[BEGIN]
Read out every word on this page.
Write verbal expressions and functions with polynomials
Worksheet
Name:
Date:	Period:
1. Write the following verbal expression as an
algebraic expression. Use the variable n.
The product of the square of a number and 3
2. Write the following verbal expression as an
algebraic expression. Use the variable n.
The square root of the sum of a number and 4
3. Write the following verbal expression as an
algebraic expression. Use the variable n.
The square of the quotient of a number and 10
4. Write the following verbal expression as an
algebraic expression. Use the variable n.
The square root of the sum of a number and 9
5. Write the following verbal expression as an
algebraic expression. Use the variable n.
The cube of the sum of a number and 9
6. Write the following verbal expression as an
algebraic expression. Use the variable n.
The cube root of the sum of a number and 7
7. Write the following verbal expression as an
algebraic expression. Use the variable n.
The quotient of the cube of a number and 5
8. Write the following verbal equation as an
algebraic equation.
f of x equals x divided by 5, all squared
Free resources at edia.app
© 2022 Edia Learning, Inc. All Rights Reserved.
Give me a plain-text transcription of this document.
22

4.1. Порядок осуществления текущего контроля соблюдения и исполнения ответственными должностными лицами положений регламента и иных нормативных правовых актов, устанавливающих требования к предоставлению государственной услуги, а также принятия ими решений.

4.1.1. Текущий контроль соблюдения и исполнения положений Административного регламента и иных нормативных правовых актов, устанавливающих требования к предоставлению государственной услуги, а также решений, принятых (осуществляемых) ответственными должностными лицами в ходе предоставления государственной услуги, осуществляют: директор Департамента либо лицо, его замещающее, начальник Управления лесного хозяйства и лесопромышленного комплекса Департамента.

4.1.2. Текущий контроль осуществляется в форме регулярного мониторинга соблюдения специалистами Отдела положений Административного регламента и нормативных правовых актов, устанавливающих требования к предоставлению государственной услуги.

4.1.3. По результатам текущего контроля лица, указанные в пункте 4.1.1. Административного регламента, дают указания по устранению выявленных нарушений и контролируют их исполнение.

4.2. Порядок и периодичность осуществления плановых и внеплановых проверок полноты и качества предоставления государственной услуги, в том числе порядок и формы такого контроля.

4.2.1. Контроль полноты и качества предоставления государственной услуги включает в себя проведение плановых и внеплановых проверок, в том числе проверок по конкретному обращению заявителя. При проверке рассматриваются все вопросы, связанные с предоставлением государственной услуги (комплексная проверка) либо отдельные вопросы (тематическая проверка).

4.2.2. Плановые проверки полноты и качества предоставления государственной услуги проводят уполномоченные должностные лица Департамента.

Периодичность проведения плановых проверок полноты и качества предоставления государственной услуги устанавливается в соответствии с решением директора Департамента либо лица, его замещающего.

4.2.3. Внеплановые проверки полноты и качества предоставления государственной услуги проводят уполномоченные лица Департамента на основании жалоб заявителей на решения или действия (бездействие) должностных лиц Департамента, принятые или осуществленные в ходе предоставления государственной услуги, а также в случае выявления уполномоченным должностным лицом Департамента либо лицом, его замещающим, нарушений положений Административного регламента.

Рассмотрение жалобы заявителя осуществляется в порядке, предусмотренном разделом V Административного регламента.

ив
[END]
| INSTRUCTIONS TO FOLLOW |
Please repeat the listing above in full and exactly.

| EXPECTED ANSWER |
Read out every word on this page.
Write verbal expressions and functions with polynomials
Worksheet
Name:
Date:	Period:
1. Write the following verbal expression as an
algebraic expression. Use the variable n.
The product of the square of a number and 3
2. Write the following verbal expression as an
algebraic expression. Use the variable n.
The square root of the sum of a number and 4
3. Write the following verbal expression as an
algebraic expression. Use the variable n.
The square of the quotient of a number and 10
4. Write the following verbal expression as an
algebraic expression. Use the variable n.
The square root of the sum of a number and 9
5. Write the following verbal expression as an
algebraic expression. Use the variable n.
The cube of the sum of a number and 9
6. Write the following verbal expression as an
algebraic expression. Use the variable n.
The cube root of the sum of a number and 7
7. Write the following verbal expression as an
algebraic expression. Use the variable n.
The quotient of the cube of a number and 5
8. Write the following verbal equation as an
algebraic equation.
f of x equals x divided by 5, all squared
Free resources at edia.app
© 2022 Edia Learning, Inc. All Rights Reserved.
Give me a plain-text transcription of this document.
22

4.1. Порядок осуществления текущего контроля соблюдения и исполнения ответственными должностными лицами положений регламента и иных нормативных правовых актов, устанавливающих требования к предоставлению государственной услуги, а также принятия ими решений.

4.1.1. Текущий контроль соблюдения и исполнения положений Административного регламента и иных нормативных правовых актов, устанавливающих требования к предоставлению государственной услуги, а также решений, принятых (осуществляемых) ответственными должностными лицами в ходе предоставления государственной услуги, осуществляют: директор Департамента либо лицо, его замещающее, начальник Управления лесного хозяйства и лесопромышленного комплекса Департамента.

4.1.2. Текущий контроль осуществляется в форме регулярного мониторинга соблюдения специалистами Отдела положений Административного регламента и нормативных правовых актов, устанавливающих требования к предоставлению государственной услуги.

4.1.3. По результатам текущего контроля лица, указанные в пункте 4.1.1. Административного регламента, дают указания по устранению выявленных нарушений и контролируют их исполнение.

4.2. Порядок и периодичность осуществления плановых и внеплановых проверок полноты и качества предоставления государственной услуги, в том числе порядок и формы такого контроля.

4.2.1. Контроль полноты и качества предоставления государственной услуги включает в себя проведение плановых и внеплановых проверок, в том числе проверок по конкретному обращению заявителя. При проверке рассматриваются все вопросы, связанные с предоставлением государственной услуги (комплексная проверка) либо отдельные вопросы (тематическая проверка).

4.2.2. Плановые проверки полноты и качества предоставления государственной услуги проводят уполномоченные должностные лица Департамента.

Периодичность проведения плановых проверок полноты и качества предоставления государственной услуги устанавливается в соответствии с решением директора Департамента либо лица, его замещающего.

4.2.3. Внеплановые проверки полноты и качества предоставления государственной услуги проводят уполномоченные лица Департамента на основании жалоб заявителей на решения или действия (бездействие) должностных лиц Департамента, принятые или осуществленные в ходе предоставления государственной услуги, а также в случае выявления уполномоченным должностным лицом Департамента либо лицом, его замещающим, нарушений положений Административного регламента.

Рассмотрение жалобы заявителя осуществляется в порядке, предусмотренном разделом V Административного регламента.

ив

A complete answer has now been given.